◆ **EXERCISE INSTRUCTIONS**
Please pick out every line of the material below that contains the word "امنیت" and copy each such line in full. Case counts.

======== EXERCISE DATA

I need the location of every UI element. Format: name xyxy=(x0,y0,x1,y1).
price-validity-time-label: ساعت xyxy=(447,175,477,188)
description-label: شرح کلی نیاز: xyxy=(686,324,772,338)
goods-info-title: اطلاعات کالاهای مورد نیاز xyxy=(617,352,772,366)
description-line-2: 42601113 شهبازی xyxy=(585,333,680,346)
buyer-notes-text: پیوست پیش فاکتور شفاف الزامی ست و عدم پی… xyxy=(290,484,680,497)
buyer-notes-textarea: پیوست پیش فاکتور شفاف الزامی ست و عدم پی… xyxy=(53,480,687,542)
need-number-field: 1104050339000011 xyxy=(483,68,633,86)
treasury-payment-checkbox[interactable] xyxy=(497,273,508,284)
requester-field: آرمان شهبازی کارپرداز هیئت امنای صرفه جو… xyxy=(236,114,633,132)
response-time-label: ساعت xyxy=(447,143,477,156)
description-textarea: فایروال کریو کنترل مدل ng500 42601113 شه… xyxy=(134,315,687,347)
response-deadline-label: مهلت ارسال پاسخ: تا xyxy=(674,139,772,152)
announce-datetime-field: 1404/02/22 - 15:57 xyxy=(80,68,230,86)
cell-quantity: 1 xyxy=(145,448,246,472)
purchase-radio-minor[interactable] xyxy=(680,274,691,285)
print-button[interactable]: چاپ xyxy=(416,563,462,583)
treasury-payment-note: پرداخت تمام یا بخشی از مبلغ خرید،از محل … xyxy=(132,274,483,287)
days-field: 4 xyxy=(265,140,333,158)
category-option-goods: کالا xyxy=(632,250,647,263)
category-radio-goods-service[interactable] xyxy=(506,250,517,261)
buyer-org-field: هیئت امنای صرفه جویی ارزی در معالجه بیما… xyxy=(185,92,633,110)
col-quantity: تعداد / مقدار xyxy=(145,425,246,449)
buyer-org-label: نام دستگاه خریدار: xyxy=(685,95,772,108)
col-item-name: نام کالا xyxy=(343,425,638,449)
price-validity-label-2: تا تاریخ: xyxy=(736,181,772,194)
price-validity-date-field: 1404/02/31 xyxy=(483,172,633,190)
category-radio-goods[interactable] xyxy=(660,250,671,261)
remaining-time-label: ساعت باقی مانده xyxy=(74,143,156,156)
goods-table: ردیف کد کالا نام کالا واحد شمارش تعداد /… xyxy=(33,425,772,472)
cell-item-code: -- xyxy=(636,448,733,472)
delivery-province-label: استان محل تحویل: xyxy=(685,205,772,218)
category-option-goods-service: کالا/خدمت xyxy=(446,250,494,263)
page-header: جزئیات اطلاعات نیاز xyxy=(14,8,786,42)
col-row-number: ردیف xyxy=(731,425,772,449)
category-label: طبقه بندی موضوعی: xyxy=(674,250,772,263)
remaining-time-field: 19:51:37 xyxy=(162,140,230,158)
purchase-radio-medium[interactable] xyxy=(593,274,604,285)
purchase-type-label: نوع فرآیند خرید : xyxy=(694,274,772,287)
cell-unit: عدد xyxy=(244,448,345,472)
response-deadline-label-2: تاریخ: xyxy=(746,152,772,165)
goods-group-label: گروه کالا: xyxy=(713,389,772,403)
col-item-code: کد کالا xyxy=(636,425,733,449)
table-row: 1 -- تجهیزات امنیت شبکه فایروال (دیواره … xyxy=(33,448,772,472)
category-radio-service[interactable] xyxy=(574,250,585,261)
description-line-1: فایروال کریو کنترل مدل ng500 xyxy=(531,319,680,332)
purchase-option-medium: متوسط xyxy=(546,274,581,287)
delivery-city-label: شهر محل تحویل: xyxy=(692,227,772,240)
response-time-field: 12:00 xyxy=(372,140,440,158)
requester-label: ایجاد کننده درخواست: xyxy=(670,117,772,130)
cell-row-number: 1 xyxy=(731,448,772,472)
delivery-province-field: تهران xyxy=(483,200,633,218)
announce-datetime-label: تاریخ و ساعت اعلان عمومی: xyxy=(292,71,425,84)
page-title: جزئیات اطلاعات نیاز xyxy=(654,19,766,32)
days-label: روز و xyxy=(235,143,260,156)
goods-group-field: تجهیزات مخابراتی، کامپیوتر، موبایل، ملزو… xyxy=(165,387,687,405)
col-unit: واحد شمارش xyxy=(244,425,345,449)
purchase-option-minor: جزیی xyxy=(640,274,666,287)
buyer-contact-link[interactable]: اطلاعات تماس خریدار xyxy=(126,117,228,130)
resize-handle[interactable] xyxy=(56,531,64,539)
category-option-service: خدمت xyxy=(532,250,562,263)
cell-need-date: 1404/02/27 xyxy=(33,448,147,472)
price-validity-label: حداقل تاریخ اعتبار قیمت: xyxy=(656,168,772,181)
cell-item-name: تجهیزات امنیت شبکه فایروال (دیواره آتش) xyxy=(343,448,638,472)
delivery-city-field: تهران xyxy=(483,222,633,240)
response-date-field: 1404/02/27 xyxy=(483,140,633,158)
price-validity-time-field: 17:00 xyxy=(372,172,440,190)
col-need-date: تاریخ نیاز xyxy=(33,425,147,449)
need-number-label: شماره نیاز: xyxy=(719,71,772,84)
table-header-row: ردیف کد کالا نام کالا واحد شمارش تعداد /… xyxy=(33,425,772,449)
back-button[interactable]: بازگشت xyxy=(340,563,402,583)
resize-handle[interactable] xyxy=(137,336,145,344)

================

◆ **EXERCISE RESPONSE**
table-row: 1 -- تجهیزات امنیت شبکه فایروال (دیواره … xyxy=(33,448,772,472)
cell-item-name: تجهیزات امنیت شبکه فایروال (دیواره آتش) xyxy=(343,448,638,472)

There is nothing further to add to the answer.